Directive: Whenever a line below holds the word "development", copy that line.

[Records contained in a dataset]
________________________
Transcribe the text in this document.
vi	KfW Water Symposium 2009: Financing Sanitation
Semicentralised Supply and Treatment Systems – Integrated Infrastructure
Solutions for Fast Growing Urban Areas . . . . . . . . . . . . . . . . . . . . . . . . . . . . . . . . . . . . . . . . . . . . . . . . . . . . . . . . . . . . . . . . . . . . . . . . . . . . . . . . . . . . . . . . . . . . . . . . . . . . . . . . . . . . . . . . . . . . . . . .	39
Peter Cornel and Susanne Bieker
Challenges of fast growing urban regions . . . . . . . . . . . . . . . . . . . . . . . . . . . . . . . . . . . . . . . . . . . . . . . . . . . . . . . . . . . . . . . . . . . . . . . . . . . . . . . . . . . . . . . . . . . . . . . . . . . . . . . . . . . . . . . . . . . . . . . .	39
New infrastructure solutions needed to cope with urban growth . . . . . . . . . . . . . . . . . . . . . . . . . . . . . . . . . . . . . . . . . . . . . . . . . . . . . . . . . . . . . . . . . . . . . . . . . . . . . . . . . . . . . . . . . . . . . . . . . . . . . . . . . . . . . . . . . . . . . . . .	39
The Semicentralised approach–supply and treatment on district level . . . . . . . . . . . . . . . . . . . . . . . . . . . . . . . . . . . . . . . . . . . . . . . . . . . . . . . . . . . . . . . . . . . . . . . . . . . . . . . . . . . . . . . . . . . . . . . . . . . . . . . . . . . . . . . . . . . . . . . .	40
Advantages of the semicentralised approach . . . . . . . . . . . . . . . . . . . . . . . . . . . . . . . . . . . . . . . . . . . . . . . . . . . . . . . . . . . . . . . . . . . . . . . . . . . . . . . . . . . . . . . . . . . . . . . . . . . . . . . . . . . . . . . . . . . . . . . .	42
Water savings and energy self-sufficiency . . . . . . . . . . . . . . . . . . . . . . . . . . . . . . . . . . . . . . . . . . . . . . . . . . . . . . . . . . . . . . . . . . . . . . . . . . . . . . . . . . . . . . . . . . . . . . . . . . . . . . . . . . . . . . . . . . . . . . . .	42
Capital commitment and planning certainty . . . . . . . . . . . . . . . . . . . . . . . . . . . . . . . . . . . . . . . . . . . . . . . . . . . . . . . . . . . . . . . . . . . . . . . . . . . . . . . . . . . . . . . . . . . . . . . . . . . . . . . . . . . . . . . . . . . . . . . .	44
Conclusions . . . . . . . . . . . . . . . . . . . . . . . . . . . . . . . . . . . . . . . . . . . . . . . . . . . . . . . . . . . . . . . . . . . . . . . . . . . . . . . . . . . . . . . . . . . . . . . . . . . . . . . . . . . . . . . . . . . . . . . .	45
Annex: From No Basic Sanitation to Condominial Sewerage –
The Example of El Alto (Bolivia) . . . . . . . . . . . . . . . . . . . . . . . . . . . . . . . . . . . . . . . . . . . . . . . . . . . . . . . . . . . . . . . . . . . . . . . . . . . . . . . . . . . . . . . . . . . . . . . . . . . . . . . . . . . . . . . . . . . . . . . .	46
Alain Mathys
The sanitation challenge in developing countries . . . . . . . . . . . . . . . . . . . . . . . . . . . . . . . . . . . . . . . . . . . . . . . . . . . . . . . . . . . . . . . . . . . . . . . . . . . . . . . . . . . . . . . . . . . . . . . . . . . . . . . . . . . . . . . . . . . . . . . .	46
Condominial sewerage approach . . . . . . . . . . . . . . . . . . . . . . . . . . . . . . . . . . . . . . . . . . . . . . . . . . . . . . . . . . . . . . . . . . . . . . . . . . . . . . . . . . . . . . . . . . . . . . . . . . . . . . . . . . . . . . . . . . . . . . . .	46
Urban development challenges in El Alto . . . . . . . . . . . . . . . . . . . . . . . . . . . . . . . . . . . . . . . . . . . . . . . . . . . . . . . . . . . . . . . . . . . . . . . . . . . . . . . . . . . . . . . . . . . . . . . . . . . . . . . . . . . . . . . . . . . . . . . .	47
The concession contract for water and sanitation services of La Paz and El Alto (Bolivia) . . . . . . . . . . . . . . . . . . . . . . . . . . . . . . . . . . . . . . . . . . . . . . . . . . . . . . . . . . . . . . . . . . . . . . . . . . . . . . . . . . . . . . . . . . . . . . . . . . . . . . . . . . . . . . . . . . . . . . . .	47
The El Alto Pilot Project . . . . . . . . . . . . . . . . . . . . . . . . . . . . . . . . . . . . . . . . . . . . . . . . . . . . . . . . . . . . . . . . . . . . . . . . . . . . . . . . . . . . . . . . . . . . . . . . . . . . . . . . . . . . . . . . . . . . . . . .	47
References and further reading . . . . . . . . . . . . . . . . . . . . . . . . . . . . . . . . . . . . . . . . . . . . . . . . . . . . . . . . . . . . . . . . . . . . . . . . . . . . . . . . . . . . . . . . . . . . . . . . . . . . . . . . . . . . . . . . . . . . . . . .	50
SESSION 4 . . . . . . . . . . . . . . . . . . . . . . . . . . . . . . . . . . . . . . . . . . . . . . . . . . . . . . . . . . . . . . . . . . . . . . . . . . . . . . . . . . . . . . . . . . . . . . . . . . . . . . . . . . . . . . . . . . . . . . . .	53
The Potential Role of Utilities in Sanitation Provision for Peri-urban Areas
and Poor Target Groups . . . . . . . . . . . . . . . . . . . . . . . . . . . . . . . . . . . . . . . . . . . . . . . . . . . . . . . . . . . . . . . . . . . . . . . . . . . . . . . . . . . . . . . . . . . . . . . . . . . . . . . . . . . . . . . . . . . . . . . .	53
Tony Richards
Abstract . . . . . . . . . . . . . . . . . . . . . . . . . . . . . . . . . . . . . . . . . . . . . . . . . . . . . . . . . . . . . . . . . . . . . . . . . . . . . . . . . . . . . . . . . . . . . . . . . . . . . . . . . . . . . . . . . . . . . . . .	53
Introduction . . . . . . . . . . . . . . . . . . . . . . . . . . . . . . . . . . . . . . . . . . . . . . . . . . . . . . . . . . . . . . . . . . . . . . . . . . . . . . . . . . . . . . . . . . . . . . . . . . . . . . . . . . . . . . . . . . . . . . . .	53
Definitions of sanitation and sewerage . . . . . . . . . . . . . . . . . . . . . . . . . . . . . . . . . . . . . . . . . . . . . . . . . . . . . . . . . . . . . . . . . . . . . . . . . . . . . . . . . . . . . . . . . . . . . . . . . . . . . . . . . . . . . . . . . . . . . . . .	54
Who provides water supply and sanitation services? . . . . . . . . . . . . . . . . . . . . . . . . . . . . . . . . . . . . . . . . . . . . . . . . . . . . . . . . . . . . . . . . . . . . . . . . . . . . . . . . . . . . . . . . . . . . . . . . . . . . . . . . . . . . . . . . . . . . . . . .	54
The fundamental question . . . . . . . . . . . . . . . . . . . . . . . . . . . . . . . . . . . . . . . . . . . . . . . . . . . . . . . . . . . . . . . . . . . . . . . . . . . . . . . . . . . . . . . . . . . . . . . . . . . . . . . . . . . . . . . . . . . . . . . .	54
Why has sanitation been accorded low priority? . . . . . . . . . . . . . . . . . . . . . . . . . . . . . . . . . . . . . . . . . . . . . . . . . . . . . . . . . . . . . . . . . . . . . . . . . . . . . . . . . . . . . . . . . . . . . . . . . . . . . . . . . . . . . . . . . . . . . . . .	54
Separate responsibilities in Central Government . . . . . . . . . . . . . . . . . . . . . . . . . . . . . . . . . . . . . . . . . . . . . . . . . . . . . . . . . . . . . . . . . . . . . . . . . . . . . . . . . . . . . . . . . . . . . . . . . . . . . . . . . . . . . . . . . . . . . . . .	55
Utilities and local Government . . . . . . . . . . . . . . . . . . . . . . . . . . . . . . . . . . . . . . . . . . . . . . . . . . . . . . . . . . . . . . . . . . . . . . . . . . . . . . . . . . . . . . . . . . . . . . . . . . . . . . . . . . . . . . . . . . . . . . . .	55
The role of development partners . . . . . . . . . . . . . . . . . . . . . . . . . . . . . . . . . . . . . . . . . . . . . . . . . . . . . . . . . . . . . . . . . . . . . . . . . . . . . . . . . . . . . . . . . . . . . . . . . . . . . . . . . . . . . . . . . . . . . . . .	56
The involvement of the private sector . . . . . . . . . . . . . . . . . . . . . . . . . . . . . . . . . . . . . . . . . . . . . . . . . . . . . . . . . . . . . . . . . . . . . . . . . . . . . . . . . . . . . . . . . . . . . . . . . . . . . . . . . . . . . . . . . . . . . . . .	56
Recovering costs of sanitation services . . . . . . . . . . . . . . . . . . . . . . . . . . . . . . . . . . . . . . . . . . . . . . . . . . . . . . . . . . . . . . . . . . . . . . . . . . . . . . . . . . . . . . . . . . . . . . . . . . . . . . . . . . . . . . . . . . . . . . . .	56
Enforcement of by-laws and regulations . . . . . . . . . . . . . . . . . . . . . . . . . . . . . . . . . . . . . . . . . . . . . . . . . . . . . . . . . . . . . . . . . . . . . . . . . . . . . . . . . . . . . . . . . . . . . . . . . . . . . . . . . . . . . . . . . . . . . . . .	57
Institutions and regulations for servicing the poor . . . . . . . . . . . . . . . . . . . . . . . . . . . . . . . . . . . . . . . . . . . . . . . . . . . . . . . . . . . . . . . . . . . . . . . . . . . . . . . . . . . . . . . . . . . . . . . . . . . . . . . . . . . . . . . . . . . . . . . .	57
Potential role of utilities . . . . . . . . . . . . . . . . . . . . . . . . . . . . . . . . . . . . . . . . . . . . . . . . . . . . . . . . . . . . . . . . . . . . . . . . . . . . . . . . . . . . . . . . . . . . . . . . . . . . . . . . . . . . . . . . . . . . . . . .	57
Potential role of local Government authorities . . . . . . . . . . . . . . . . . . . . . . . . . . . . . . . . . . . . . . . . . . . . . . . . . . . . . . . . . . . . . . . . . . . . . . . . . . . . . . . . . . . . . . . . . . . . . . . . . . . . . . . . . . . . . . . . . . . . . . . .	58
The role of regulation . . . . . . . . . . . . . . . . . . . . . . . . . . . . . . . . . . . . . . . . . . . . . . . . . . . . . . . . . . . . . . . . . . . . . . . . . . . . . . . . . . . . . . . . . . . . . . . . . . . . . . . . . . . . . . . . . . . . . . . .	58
________________________
Complete response:
Urban development challenges in El Alto . . . . . . . . . . . . . . . . . . . . . . . . . . . . . . . . . . . . . . . . . . . . . . . . . . . . . . . . . . . . . . . . . . . . . . . . . . . . . . . . . . . . . . . . . . . . . . . . . . . . . . . . . . . . . . . . . . . . . . . .	47
The role of development partners . . . . . . . . . . . . . . . . . . . . . . . . . . . . . . . . . . . . . . . . . . . . . . . . . . . . . . . . . . . . . . . . . . . . . . . . . . . . . . . . . . . . . . . . . . . . . . . . . . . . . . . . . . . . . . . . . . . . . . . .	56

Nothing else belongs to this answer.